Dataset entries
•••••
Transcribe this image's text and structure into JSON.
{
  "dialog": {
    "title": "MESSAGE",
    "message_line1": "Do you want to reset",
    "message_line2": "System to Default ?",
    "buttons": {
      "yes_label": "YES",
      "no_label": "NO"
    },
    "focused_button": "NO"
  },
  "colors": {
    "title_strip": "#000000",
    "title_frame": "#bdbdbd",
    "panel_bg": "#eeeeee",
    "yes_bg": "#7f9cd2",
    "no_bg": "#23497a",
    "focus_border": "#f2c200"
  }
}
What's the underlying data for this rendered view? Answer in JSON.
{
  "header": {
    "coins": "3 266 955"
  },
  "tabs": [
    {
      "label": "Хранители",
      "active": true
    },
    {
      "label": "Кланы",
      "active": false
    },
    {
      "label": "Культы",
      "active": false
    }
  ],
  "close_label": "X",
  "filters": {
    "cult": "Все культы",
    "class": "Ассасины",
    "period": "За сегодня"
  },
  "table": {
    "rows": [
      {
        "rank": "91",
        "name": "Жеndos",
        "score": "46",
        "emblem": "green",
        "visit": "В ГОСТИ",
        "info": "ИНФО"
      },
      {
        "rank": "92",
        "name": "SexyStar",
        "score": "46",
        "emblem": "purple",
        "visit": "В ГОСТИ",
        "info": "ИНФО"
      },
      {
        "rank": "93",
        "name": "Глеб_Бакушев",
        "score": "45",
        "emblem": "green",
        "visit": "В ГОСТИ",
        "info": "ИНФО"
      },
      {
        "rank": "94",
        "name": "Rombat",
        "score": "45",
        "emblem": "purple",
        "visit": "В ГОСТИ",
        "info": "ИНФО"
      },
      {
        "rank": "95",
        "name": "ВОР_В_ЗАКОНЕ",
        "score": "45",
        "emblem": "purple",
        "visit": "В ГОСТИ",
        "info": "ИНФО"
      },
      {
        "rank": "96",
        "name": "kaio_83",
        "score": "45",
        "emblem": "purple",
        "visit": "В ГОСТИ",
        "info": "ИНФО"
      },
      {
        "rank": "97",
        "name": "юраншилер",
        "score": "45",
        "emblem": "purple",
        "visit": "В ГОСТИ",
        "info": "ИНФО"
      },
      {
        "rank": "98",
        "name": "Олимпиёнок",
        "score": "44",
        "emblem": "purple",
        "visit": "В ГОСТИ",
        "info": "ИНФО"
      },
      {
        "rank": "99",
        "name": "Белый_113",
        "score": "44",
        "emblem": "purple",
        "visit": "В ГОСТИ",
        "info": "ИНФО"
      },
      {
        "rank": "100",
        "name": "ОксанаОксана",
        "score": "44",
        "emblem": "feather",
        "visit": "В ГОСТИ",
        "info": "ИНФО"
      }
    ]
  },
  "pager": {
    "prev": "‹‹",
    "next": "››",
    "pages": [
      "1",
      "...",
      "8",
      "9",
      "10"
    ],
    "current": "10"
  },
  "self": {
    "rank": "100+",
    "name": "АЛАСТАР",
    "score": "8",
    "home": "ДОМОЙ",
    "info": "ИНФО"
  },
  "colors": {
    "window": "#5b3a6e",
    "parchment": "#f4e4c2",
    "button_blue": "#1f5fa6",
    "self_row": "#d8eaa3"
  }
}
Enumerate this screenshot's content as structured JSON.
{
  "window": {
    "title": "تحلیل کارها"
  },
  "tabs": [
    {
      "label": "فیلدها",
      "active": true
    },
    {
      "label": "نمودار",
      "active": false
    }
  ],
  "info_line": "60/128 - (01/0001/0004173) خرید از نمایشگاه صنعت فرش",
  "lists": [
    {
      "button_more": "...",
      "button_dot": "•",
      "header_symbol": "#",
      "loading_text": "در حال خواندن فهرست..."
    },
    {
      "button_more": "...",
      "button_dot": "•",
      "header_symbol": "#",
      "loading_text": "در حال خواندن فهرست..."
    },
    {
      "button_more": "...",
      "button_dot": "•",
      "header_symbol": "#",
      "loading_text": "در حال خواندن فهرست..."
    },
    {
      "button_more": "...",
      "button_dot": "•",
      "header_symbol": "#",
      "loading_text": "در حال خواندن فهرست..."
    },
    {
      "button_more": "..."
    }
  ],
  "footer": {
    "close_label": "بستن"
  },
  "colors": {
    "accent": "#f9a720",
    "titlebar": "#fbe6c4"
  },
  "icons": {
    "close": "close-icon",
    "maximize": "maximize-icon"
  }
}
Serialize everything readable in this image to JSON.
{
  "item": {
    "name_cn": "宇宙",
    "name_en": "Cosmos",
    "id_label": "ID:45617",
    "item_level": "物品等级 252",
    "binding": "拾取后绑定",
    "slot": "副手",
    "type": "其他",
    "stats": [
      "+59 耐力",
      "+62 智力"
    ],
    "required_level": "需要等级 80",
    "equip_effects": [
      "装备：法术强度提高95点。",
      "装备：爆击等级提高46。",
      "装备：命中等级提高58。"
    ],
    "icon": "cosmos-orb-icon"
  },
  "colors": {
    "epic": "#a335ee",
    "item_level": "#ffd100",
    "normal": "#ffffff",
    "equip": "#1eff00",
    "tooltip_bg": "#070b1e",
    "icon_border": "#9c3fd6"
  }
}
•••••
EXERCISE BRIEF ::
Output the records above in their entirety, exactly.

EXERCISE ANSWER ::
Transcribe this image's text and structure into JSON.
{
  "dialog": {
    "title": "MESSAGE",
    "message_line1": "Do you want to reset",
    "message_line2": "System to Default ?",
    "buttons": {
      "yes_label": "YES",
      "no_label": "NO"
    },
    "focused_button": "NO"
  },
  "colors": {
    "title_strip": "#000000",
    "title_frame": "#bdbdbd",
    "panel_bg": "#eeeeee",
    "yes_bg": "#7f9cd2",
    "no_bg": "#23497a",
    "focus_border": "#f2c200"
  }
}
What's the underlying data for this rendered view? Answer in JSON.
{
  "header": {
    "coins": "3 266 955"
  },
  "tabs": [
    {
      "label": "Хранители",
      "active": true
    },
    {
      "label": "Кланы",
      "active": false
    },
    {
      "label": "Культы",
      "active": false
    }
  ],
  "close_label": "X",
  "filters": {
    "cult": "Все культы",
    "class": "Ассасины",
    "period": "За сегодня"
  },
  "table": {
    "rows": [
      {
        "rank": "91",
        "name": "Жеndos",
        "score": "46",
        "emblem": "green",
        "visit": "В ГОСТИ",
        "info": "ИНФО"
      },
      {
        "rank": "92",
        "name": "SexyStar",
        "score": "46",
        "emblem": "purple",
        "visit": "В ГОСТИ",
        "info": "ИНФО"
      },
      {
        "rank": "93",
        "name": "Глеб_Бакушев",
        "score": "45",
        "emblem": "green",
        "visit": "В ГОСТИ",
        "info": "ИНФО"
      },
      {
        "rank": "94",
        "name": "Rombat",
        "score": "45",
        "emblem": "purple",
        "visit": "В ГОСТИ",
        "info": "ИНФО"
      },
      {
        "rank": "95",
        "name": "ВОР_В_ЗАКОНЕ",
        "score": "45",
        "emblem": "purple",
        "visit": "В ГОСТИ",
        "info": "ИНФО"
      },
      {
        "rank": "96",
        "name": "kaio_83",
        "score": "45",
        "emblem": "purple",
        "visit": "В ГОСТИ",
        "info": "ИНФО"
      },
      {
        "rank": "97",
        "name": "юраншилер",
        "score": "45",
        "emblem": "purple",
        "visit": "В ГОСТИ",
        "info": "ИНФО"
      },
      {
        "rank": "98",
        "name": "Олимпиёнок",
        "score": "44",
        "emblem": "purple",
        "visit": "В ГОСТИ",
        "info": "ИНФО"
      },
      {
        "rank": "99",
        "name": "Белый_113",
        "score": "44",
        "emblem": "purple",
        "visit": "В ГОСТИ",
        "info": "ИНФО"
      },
      {
        "rank": "100",
        "name": "ОксанаОксана",
        "score": "44",
        "emblem": "feather",
        "visit": "В ГОСТИ",
        "info": "ИНФО"
      }
    ]
  },
  "pager": {
    "prev": "‹‹",
    "next": "››",
    "pages": [
      "1",
      "...",
      "8",
      "9",
      "10"
    ],
    "current": "10"
  },
  "self": {
    "rank": "100+",
    "name": "АЛАСТАР",
    "score": "8",
    "home": "ДОМОЙ",
    "info": "ИНФО"
  },
  "colors": {
    "window": "#5b3a6e",
    "parchment": "#f4e4c2",
    "button_blue": "#1f5fa6",
    "self_row": "#d8eaa3"
  }
}
Enumerate this screenshot's content as structured JSON.
{
  "window": {
    "title": "تحلیل کارها"
  },
  "tabs": [
    {
      "label": "فیلدها",
      "active": true
    },
    {
      "label": "نمودار",
      "active": false
    }
  ],
  "info_line": "60/128 - (01/0001/0004173) خرید از نمایشگاه صنعت فرش",
  "lists": [
    {
      "button_more": "...",
      "button_dot": "•",
      "header_symbol": "#",
      "loading_text": "در حال خواندن فهرست..."
    },
    {
      "button_more": "...",
      "button_dot": "•",
      "header_symbol": "#",
      "loading_text": "در حال خواندن فهرست..."
    },
    {
      "button_more": "...",
      "button_dot": "•",
      "header_symbol": "#",
      "loading_text": "در حال خواندن فهرست..."
    },
    {
      "button_more": "...",
      "button_dot": "•",
      "header_symbol": "#",
      "loading_text": "در حال خواندن فهرست..."
    },
    {
      "button_more": "..."
    }
  ],
  "footer": {
    "close_label": "بستن"
  },
  "colors": {
    "accent": "#f9a720",
    "titlebar": "#fbe6c4"
  },
  "icons": {
    "close": "close-icon",
    "maximize": "maximize-icon"
  }
}
Serialize everything readable in this image to JSON.
{
  "item": {
    "name_cn": "宇宙",
    "name_en": "Cosmos",
    "id_label": "ID:45617",
    "item_level": "物品等级 252",
    "binding": "拾取后绑定",
    "slot": "副手",
    "type": "其他",
    "stats": [
      "+59 耐力",
      "+62 智力"
    ],
    "required_level": "需要等级 80",
    "equip_effects": [
      "装备：法术强度提高95点。",
      "装备：爆击等级提高46。",
      "装备：命中等级提高58。"
    ],
    "icon": "cosmos-orb-icon"
  },
  "colors": {
    "epic": "#a335ee",
    "item_level": "#ffd100",
    "normal": "#ffffff",
    "equip": "#1eff00",
    "tooltip_bg": "#070b1e",
    "icon_border": "#9c3fd6"
  }
}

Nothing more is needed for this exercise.